Stated problem
Copy out every line that contains the word "Construction".

Recorded data
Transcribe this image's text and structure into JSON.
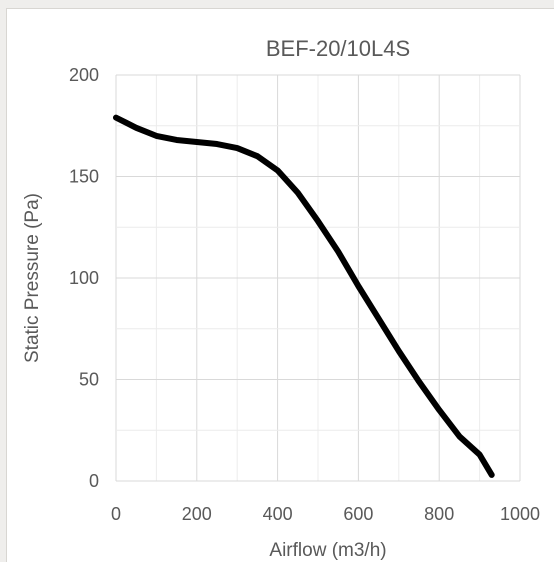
{
  "chart_data": {
    "type": "line",
    "title": "BEF-20/10L4S",
    "xlabel": "Airflow (m3/h)",
    "ylabel": "Static Pressure (Pa)",
    "xlim": [
      0,
      1000
    ],
    "ylim": [
      0,
      200
    ],
    "x_ticks": [
      "0",
      "200",
      "400",
      "600",
      "800",
      "1000"
    ],
    "y_ticks": [
      "0",
      "50",
      "100",
      "150",
      "200"
    ],
    "grid": true,
    "series": [
      {
        "color": "#000000",
        "x": [
          0,
          50,
          100,
          150,
          200,
          250,
          300,
          350,
          400,
          450,
          500,
          550,
          600,
          650,
          700,
          750,
          800,
          850,
          900,
          930
        ],
        "y": [
          179,
          174,
          170,
          168,
          167,
          166,
          164,
          160,
          153,
          142,
          128,
          113,
          96,
          80,
          64,
          49,
          35,
          22,
          13,
          3
        ]
      }
    ]
  }
}
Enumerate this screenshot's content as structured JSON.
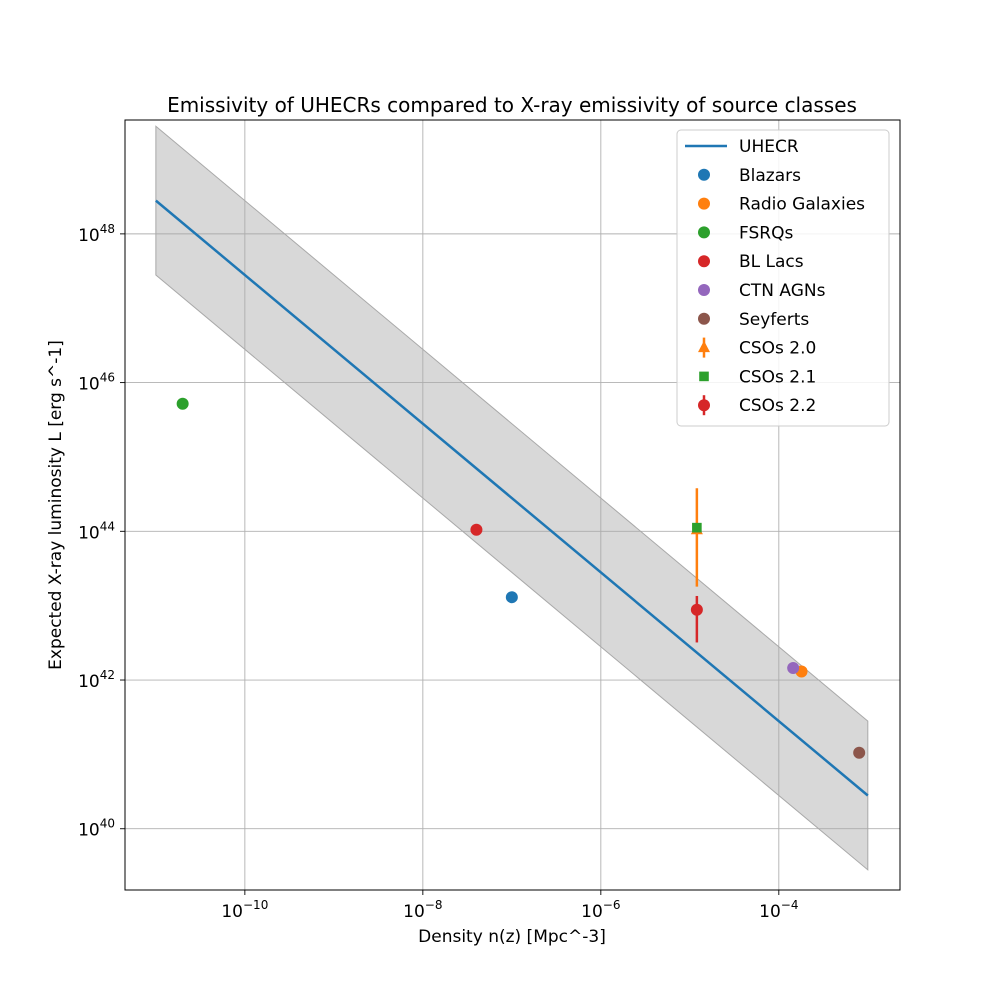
{
  "chart_data": {
    "type": "scatter",
    "title": "Emissivity of UHECRs compared to X-ray emissivity of source classes",
    "xlabel": "Density n(z) [Mpc^-3]",
    "ylabel": "Expected X-ray luminosity L [erg s^-1]",
    "xscale": "log",
    "yscale": "log",
    "xlim": [
      4.5e-12,
      0.0023
    ],
    "ylim": [
      1.5e+39,
      3.4e+49
    ],
    "xticks": [
      {
        "value": 1e-10,
        "base": "10",
        "exp": "−10"
      },
      {
        "value": 1e-08,
        "base": "10",
        "exp": "−8"
      },
      {
        "value": 1e-06,
        "base": "10",
        "exp": "−6"
      },
      {
        "value": 0.0001,
        "base": "10",
        "exp": "−4"
      }
    ],
    "yticks": [
      {
        "value": 1e+40,
        "base": "10",
        "exp": "40"
      },
      {
        "value": 1e+42,
        "base": "10",
        "exp": "42"
      },
      {
        "value": 1e+44,
        "base": "10",
        "exp": "44"
      },
      {
        "value": 1e+46,
        "base": "10",
        "exp": "46"
      },
      {
        "value": 1e+48,
        "base": "10",
        "exp": "48"
      }
    ],
    "grid": true,
    "legend_position": "top-right",
    "uhecr_line": {
      "name": "UHECR",
      "color": "#1f77b4",
      "x": [
        1e-11,
        0.001
      ],
      "y": [
        2.8e+48,
        2.8e+40
      ],
      "band_lower": [
        2.8e+47,
        2.8e+39
      ],
      "band_upper": [
        2.8e+49,
        2.8e+41
      ],
      "band_color": "#a9a9a9"
    },
    "series": [
      {
        "name": "Blazars",
        "color": "#1f77b4",
        "marker": "circle",
        "points": [
          {
            "x": 1e-07,
            "y": 1.3e+43
          }
        ]
      },
      {
        "name": "Radio Galaxies",
        "color": "#ff7f0e",
        "marker": "circle",
        "points": [
          {
            "x": 0.00018,
            "y": 1.3e+42
          }
        ]
      },
      {
        "name": "FSRQs",
        "color": "#2ca02c",
        "marker": "circle",
        "points": [
          {
            "x": 2e-11,
            "y": 5.2e+45
          }
        ]
      },
      {
        "name": "BL Lacs",
        "color": "#d62728",
        "marker": "circle",
        "points": [
          {
            "x": 4e-08,
            "y": 1.05e+44
          }
        ]
      },
      {
        "name": "CTN AGNs",
        "color": "#9467bd",
        "marker": "circle",
        "points": [
          {
            "x": 0.000145,
            "y": 1.45e+42
          }
        ]
      },
      {
        "name": "Seyferts",
        "color": "#8c564b",
        "marker": "circle",
        "points": [
          {
            "x": 0.0008,
            "y": 1.05e+41
          }
        ]
      },
      {
        "name": "CSOs 2.0",
        "color": "#ff7f0e",
        "marker": "triangle",
        "points": [
          {
            "x": 1.2e-05,
            "y": 1.05e+44,
            "yerr_low": 1.8e+43,
            "yerr_high": 3.8e+44
          }
        ]
      },
      {
        "name": "CSOs 2.1",
        "color": "#2ca02c",
        "marker": "square",
        "points": [
          {
            "x": 1.2e-05,
            "y": 1.12e+44
          }
        ]
      },
      {
        "name": "CSOs 2.2",
        "color": "#d62728",
        "marker": "circle",
        "points": [
          {
            "x": 1.2e-05,
            "y": 8.8e+42,
            "yerr_low": 3.2e+42,
            "yerr_high": 1.35e+43
          }
        ]
      }
    ]
  }
}
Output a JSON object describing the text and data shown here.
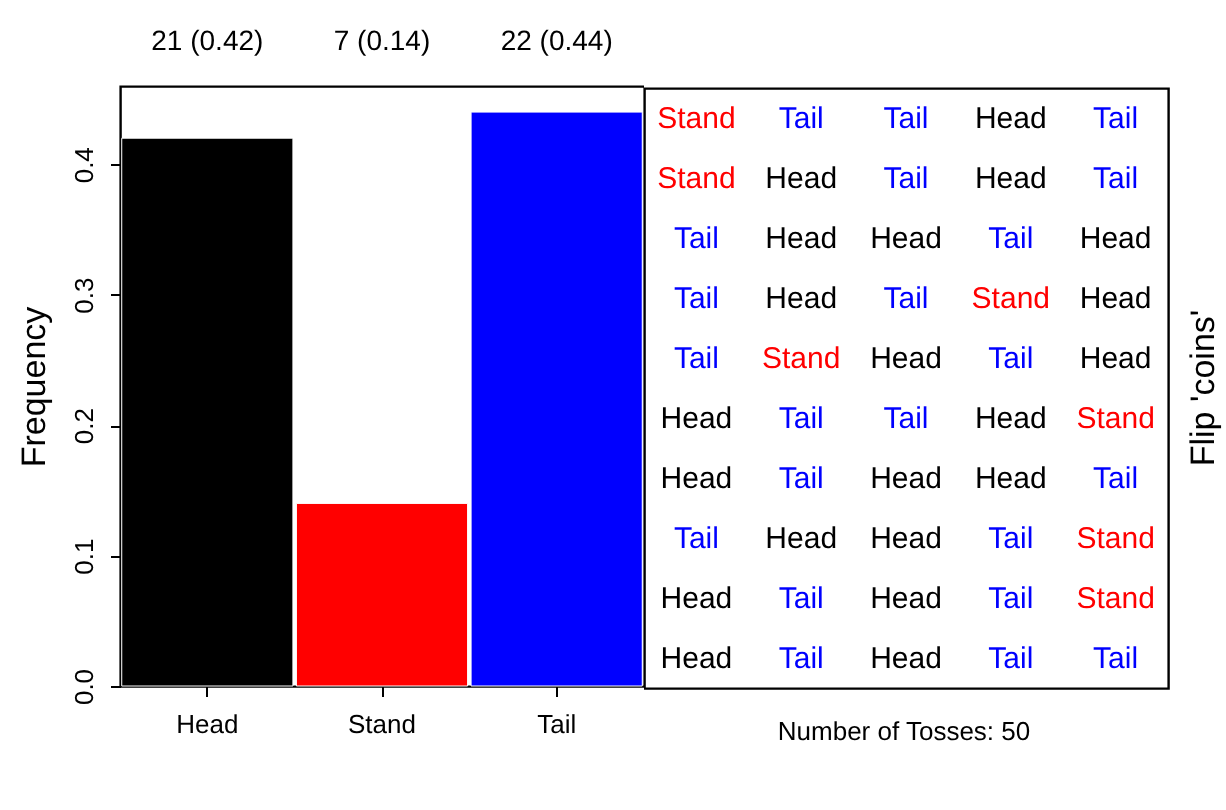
{
  "chart_data": [
    {
      "type": "bar",
      "categories": [
        "Head",
        "Stand",
        "Tail"
      ],
      "values": [
        0.42,
        0.14,
        0.44
      ],
      "colors": [
        "#000000",
        "#ff0000",
        "#0000ff"
      ],
      "value_labels": [
        "21 (0.42)",
        "7 (0.14)",
        "22 (0.44)"
      ],
      "ylabel": "Frequency",
      "ylim": [
        0,
        0.46
      ],
      "yticks": [
        {
          "value": 0,
          "label": "0.0"
        },
        0.1,
        0.2,
        0.3,
        0.4
      ]
    },
    {
      "type": "other",
      "xlabel": "Number of Tosses: 50",
      "ylabel": "Flip 'coins'",
      "annotations": [
        "Stand",
        "Tail",
        "Tail",
        "Head",
        "Tail",
        "Stand",
        "Head",
        "Tail",
        "Head",
        "Tail",
        "Tail",
        "Head",
        "Head",
        "Tail",
        "Head",
        "Tail",
        "Head",
        "Tail",
        "Stand",
        "Head",
        "Tail",
        "Stand",
        "Head",
        "Tail",
        "Head",
        "Head",
        "Tail",
        "Tail",
        "Head",
        "Stand",
        "Head",
        "Tail",
        "Head",
        "Head",
        "Tail",
        "Tail",
        "Head",
        "Head",
        "Tail",
        "Stand",
        "Head",
        "Tail",
        "Head",
        "Tail",
        "Stand",
        "Head",
        "Tail",
        "Head",
        "Tail",
        "Tail"
      ]
    }
  ]
}
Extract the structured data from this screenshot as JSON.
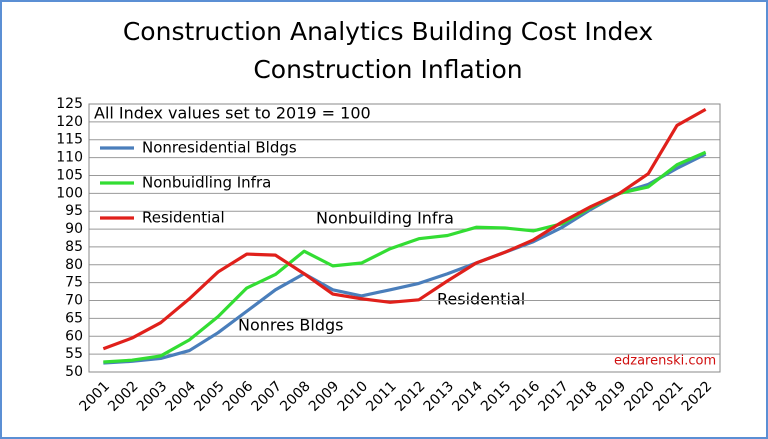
{
  "chart_data": {
    "type": "line",
    "title": "Construction Analytics Building Cost Index",
    "subtitle": "Construction Inflation",
    "categories": [
      "2001",
      "2002",
      "2003",
      "2004",
      "2005",
      "2006",
      "2007",
      "2008",
      "2009",
      "2010",
      "2011",
      "2012",
      "2013",
      "2014",
      "2015",
      "2016",
      "2017",
      "2018",
      "2019",
      "2020",
      "2021",
      "2022"
    ],
    "series": [
      {
        "name": "Nonresidential Bldgs",
        "color": "#4a7ebb",
        "values": [
          52.5,
          53,
          53.8,
          56,
          61,
          67,
          73,
          77.5,
          73,
          71.3,
          73,
          74.8,
          77.5,
          80.5,
          83.5,
          86.5,
          90.5,
          95.5,
          100,
          102.5,
          107,
          111
        ]
      },
      {
        "name": "Nonbuidling Infra",
        "color": "#33dd33",
        "values": [
          52.8,
          53.3,
          54.5,
          59,
          65.5,
          73.5,
          77.3,
          83.8,
          79.7,
          80.5,
          84.5,
          87.3,
          88.2,
          90.5,
          90.3,
          89.5,
          91.5,
          96,
          100,
          101.8,
          108,
          111.5
        ]
      },
      {
        "name": "Residential",
        "color": "#e0201b",
        "values": [
          56.5,
          59.5,
          63.8,
          70.5,
          78,
          83,
          82.7,
          77.5,
          71.8,
          70.5,
          69.5,
          70.2,
          75.5,
          80.5,
          83.5,
          87,
          92,
          96.3,
          100,
          105.5,
          119,
          123.5
        ]
      }
    ],
    "ylim": [
      50,
      125
    ],
    "yticks": [
      50,
      55,
      60,
      65,
      70,
      75,
      80,
      85,
      90,
      95,
      100,
      105,
      110,
      115,
      120,
      125
    ],
    "grid": true,
    "legend": "top-left",
    "note": "All Index values set to 2019 = 100",
    "annotations": [
      "Nonbuilding Infra",
      "Residential",
      "Nonres Bldgs"
    ],
    "credit": "edzarenski.com"
  }
}
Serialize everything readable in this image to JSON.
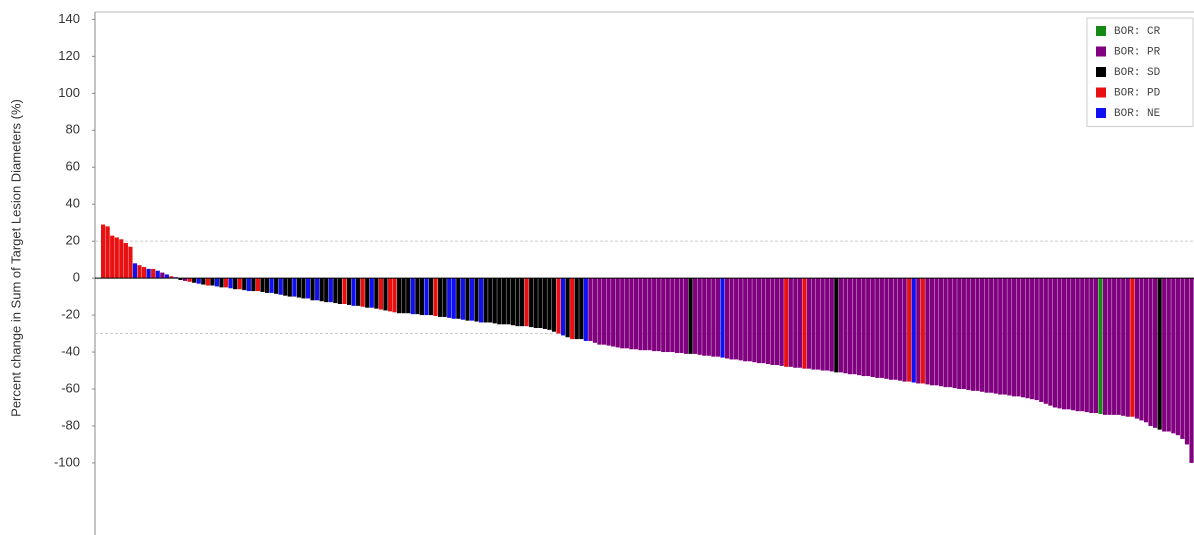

Answer for this exercise
    "title": "Construction Analytics Building Cost Index",
    "subtitle": "Construction Inflation",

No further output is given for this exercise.